▸ **Task material**
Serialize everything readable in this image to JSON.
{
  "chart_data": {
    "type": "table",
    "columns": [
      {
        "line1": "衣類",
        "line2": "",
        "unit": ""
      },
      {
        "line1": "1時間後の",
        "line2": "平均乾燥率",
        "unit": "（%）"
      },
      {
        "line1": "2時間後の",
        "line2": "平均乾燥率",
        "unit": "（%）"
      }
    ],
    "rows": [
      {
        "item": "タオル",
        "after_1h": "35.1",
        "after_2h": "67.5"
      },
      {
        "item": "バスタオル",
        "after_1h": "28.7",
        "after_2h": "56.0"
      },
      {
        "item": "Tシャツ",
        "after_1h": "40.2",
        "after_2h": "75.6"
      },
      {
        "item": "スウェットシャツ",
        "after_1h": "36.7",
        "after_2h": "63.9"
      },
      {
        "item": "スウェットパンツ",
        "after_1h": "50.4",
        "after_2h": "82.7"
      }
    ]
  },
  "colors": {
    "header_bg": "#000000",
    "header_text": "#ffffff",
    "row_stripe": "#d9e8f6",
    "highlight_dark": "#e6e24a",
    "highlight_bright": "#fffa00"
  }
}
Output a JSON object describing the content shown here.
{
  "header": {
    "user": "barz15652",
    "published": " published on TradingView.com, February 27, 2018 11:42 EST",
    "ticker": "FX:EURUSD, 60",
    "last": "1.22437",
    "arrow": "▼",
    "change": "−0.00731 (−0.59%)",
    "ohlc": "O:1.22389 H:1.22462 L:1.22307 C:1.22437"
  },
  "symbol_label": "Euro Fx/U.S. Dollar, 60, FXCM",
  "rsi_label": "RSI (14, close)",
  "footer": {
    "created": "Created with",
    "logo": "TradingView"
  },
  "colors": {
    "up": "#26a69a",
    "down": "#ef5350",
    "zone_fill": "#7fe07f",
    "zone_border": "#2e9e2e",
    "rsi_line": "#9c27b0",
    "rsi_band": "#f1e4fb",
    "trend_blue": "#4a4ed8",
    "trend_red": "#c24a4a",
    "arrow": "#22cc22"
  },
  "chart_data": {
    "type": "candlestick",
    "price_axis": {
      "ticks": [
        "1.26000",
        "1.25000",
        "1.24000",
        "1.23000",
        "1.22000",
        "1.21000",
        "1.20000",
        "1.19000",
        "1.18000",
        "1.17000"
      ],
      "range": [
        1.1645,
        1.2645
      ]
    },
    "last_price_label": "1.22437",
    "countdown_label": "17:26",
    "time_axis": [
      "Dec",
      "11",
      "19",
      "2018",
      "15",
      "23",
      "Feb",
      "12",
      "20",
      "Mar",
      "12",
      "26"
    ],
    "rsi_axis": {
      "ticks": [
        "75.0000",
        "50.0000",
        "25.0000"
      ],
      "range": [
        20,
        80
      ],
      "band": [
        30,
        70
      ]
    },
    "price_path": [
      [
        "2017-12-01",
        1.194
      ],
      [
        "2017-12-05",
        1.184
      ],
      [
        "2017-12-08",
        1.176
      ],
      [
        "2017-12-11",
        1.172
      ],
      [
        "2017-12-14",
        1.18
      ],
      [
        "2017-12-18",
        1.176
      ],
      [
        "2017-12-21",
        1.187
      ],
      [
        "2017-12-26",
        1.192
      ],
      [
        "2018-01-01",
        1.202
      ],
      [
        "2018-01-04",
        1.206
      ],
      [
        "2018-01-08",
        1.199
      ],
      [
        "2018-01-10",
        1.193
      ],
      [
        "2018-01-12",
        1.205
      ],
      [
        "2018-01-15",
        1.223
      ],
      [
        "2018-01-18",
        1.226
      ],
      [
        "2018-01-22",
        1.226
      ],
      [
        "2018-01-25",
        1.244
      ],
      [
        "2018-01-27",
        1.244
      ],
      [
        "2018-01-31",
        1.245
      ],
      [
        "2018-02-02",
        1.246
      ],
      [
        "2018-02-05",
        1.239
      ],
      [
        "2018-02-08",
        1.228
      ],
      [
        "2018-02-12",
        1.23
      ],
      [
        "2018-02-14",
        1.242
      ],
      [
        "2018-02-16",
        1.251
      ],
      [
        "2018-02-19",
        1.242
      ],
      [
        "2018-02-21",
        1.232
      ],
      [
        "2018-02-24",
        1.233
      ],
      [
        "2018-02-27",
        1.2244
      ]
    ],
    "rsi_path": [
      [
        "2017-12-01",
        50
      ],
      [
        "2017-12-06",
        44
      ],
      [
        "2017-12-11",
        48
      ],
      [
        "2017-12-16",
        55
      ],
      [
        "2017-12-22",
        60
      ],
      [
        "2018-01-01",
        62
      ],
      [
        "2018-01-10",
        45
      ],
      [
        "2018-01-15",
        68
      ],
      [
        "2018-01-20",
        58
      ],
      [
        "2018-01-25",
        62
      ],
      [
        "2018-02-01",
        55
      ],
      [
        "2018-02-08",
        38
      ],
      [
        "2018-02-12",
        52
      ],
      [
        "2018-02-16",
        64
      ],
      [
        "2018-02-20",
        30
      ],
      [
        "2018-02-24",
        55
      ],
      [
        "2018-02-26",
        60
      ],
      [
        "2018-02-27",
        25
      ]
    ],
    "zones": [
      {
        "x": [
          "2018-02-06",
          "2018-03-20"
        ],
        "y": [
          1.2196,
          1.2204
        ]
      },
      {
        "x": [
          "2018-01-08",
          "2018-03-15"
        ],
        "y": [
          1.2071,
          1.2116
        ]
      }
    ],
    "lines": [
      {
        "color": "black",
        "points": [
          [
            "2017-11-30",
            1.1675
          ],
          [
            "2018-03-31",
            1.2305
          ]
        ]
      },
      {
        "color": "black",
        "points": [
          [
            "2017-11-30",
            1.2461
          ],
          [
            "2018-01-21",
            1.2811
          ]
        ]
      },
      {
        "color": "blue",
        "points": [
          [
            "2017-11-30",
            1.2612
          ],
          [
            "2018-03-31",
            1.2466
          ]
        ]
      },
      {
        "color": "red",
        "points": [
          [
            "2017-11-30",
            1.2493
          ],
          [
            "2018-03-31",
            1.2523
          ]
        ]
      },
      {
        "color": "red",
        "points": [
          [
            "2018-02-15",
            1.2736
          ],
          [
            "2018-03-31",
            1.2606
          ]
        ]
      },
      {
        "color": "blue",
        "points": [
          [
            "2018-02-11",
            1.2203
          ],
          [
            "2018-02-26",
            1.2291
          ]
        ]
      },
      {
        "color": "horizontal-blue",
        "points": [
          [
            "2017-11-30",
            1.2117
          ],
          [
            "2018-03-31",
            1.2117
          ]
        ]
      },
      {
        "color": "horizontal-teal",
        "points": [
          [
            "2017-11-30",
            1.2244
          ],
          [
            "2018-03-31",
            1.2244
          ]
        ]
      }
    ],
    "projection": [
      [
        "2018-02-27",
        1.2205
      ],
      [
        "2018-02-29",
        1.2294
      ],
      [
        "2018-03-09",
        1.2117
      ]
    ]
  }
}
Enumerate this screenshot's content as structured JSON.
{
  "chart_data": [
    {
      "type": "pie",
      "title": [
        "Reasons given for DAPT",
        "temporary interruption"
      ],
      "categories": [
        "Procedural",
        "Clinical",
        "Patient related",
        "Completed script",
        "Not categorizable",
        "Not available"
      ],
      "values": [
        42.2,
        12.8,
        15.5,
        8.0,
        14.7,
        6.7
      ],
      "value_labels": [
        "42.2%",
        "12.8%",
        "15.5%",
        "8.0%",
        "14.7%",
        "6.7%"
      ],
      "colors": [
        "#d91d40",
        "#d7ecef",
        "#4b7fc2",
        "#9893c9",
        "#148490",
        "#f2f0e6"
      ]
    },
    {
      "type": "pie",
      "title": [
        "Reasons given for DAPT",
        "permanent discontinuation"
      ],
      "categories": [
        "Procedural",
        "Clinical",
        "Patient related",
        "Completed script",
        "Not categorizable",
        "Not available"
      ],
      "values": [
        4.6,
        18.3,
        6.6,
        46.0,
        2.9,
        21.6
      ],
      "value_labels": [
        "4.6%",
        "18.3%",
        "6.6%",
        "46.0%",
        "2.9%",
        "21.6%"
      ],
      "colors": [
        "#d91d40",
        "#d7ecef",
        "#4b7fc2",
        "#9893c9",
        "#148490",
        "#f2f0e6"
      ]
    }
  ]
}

▸ **Short problem**
Your task is to transcribe the line containing "Enumerate this screenshot's" and every line after it, through the last line of the data, exactly as written and with nothing more.

▸ **Answer below**
Enumerate this screenshot's content as structured JSON.
{
  "chart_data": [
    {
      "type": "pie",
      "title": [
        "Reasons given for DAPT",
        "temporary interruption"
      ],
      "categories": [
        "Procedural",
        "Clinical",
        "Patient related",
        "Completed script",
        "Not categorizable",
        "Not available"
      ],
      "values": [
        42.2,
        12.8,
        15.5,
        8.0,
        14.7,
        6.7
      ],
      "value_labels": [
        "42.2%",
        "12.8%",
        "15.5%",
        "8.0%",
        "14.7%",
        "6.7%"
      ],
      "colors": [
        "#d91d40",
        "#d7ecef",
        "#4b7fc2",
        "#9893c9",
        "#148490",
        "#f2f0e6"
      ]
    },
    {
      "type": "pie",
      "title": [
        "Reasons given for DAPT",
        "permanent discontinuation"
      ],
      "categories": [
        "Procedural",
        "Clinical",
        "Patient related",
        "Completed script",
        "Not categorizable",
        "Not available"
      ],
      "values": [
        4.6,
        18.3,
        6.6,
        46.0,
        2.9,
        21.6
      ],
      "value_labels": [
        "4.6%",
        "18.3%",
        "6.6%",
        "46.0%",
        "2.9%",
        "21.6%"
      ],
      "colors": [
        "#d91d40",
        "#d7ecef",
        "#4b7fc2",
        "#9893c9",
        "#148490",
        "#f2f0e6"
      ]
    }
  ]
}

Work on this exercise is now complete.